Some records:
--- start ---

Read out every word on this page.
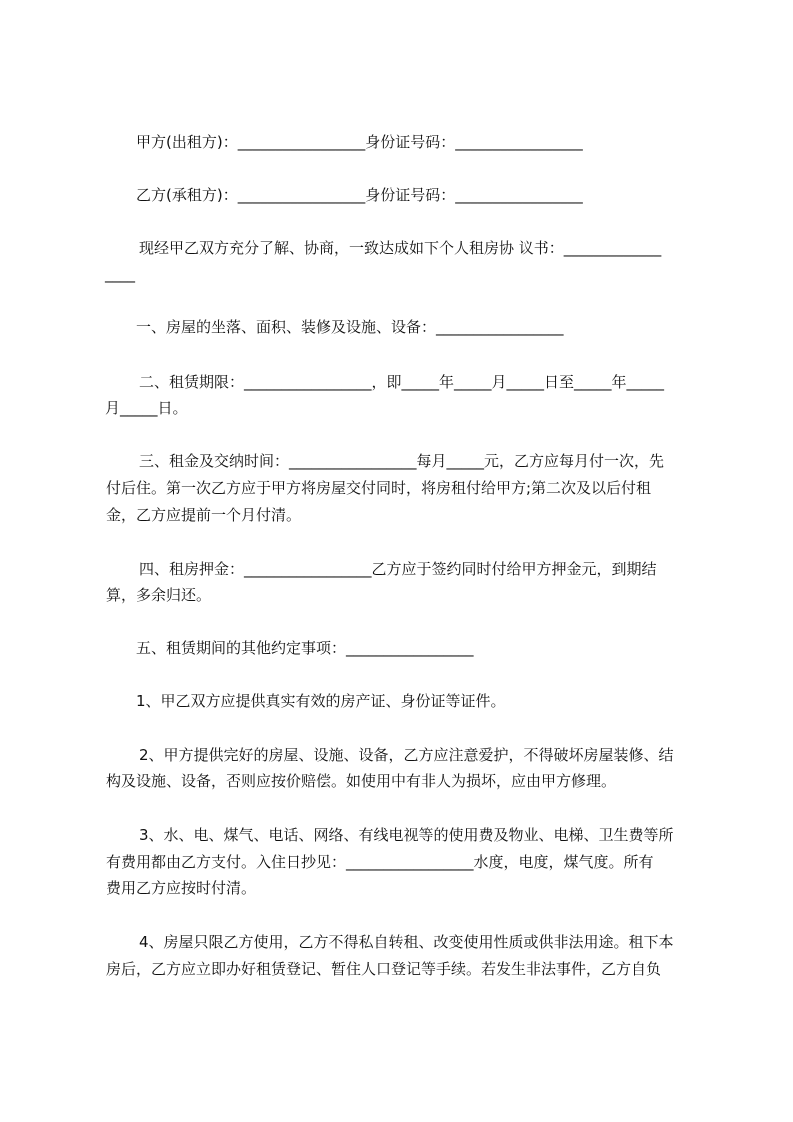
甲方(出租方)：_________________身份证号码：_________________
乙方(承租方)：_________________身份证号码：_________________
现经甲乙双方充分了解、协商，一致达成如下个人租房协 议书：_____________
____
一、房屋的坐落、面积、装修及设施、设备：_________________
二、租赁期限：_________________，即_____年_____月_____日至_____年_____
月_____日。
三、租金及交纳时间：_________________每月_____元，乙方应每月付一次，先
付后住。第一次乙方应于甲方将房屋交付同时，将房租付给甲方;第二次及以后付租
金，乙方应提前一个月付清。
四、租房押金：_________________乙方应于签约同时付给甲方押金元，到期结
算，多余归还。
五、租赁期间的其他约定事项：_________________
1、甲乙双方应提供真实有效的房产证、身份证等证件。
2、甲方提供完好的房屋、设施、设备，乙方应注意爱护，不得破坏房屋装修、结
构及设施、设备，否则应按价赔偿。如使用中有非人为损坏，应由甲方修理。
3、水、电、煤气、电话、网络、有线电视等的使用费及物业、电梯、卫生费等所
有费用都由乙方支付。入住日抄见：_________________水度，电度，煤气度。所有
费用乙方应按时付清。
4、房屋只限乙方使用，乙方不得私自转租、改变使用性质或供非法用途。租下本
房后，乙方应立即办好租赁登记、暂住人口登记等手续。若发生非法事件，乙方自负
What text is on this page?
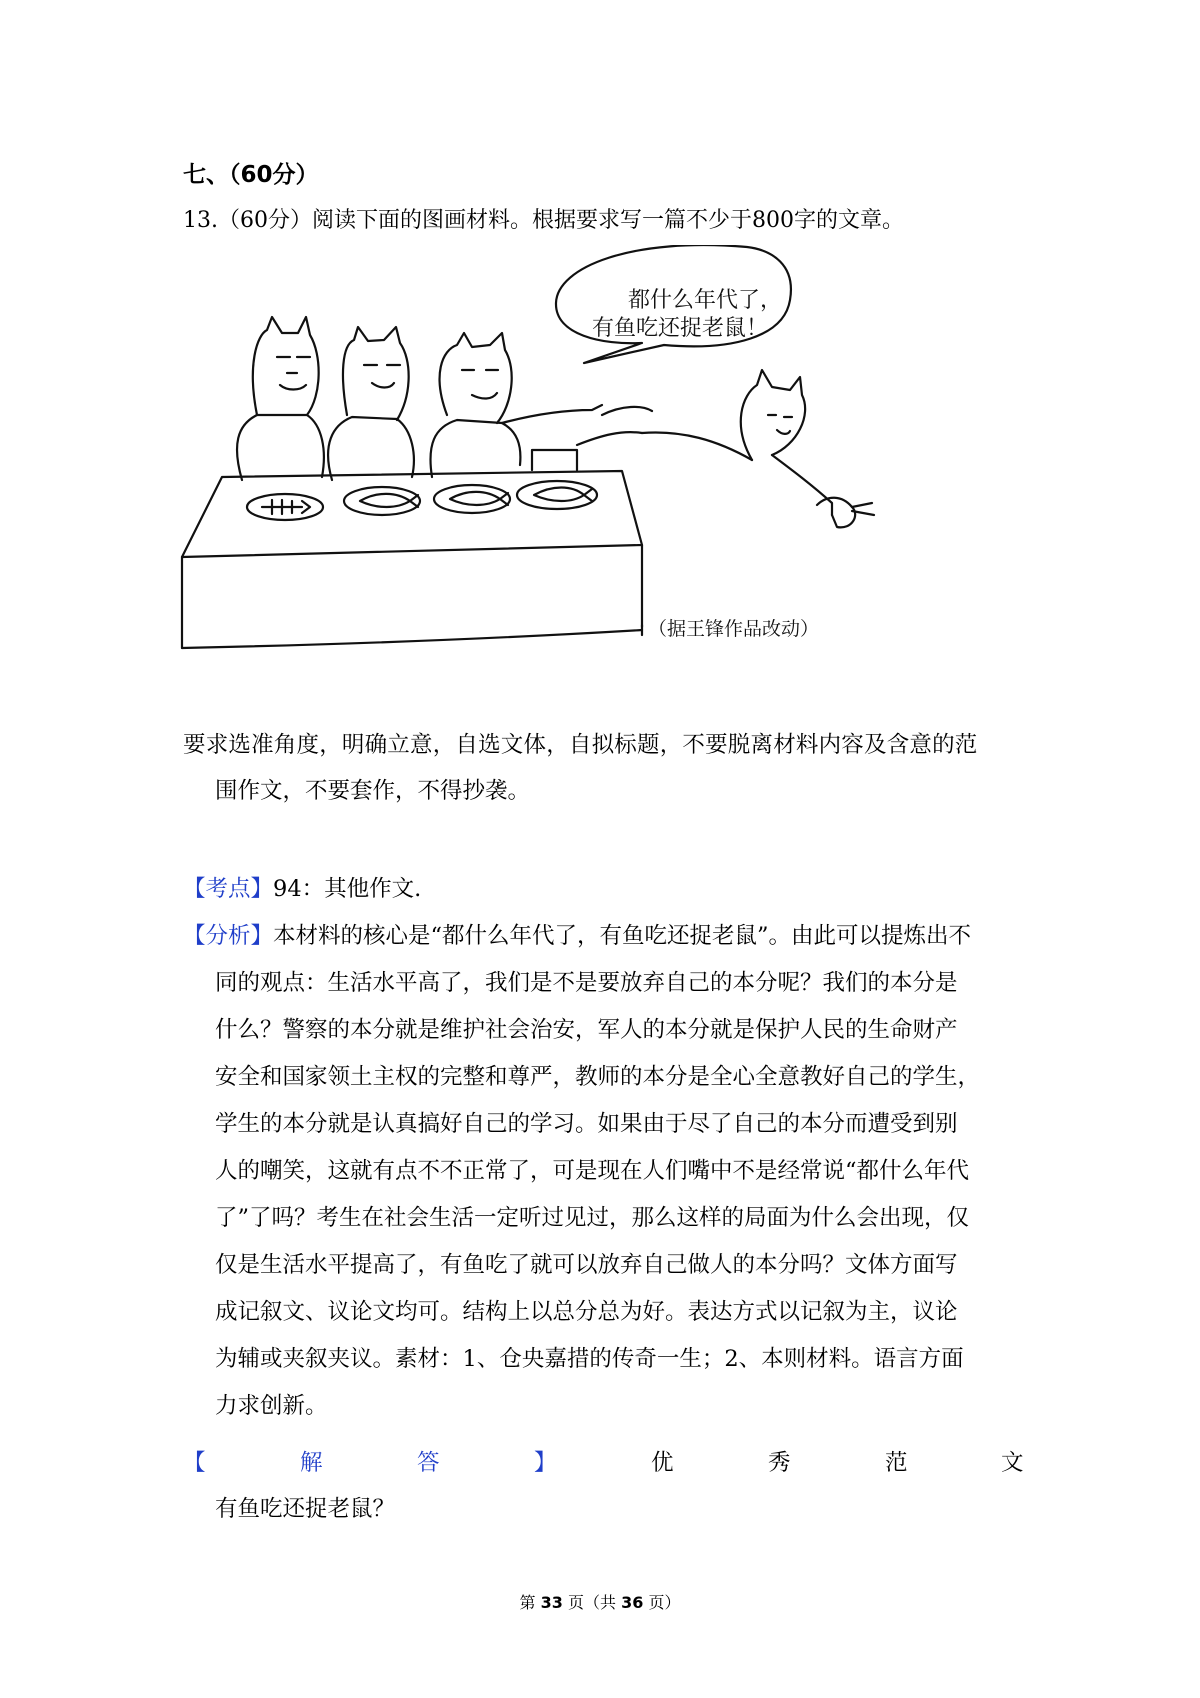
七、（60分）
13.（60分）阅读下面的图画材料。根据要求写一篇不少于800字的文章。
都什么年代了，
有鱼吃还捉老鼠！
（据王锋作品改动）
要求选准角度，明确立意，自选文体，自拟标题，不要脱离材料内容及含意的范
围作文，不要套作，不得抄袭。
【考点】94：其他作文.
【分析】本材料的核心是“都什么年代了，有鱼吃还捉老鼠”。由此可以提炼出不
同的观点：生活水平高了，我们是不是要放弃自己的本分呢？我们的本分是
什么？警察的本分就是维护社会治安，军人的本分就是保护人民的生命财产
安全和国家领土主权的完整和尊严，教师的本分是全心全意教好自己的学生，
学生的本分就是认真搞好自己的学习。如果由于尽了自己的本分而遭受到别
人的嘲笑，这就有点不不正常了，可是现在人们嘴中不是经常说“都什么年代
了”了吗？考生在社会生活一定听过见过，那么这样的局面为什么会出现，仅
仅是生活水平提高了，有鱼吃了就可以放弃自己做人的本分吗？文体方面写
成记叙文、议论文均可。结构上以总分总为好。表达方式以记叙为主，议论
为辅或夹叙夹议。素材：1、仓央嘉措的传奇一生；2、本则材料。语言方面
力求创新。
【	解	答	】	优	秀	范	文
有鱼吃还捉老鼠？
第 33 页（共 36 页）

--- end ---

● **What is needed**: Lines that hold "page" are the ones to copy; find all of them.

● **Solution to this exercise**:
Read out every word on this page.
What text is on this page?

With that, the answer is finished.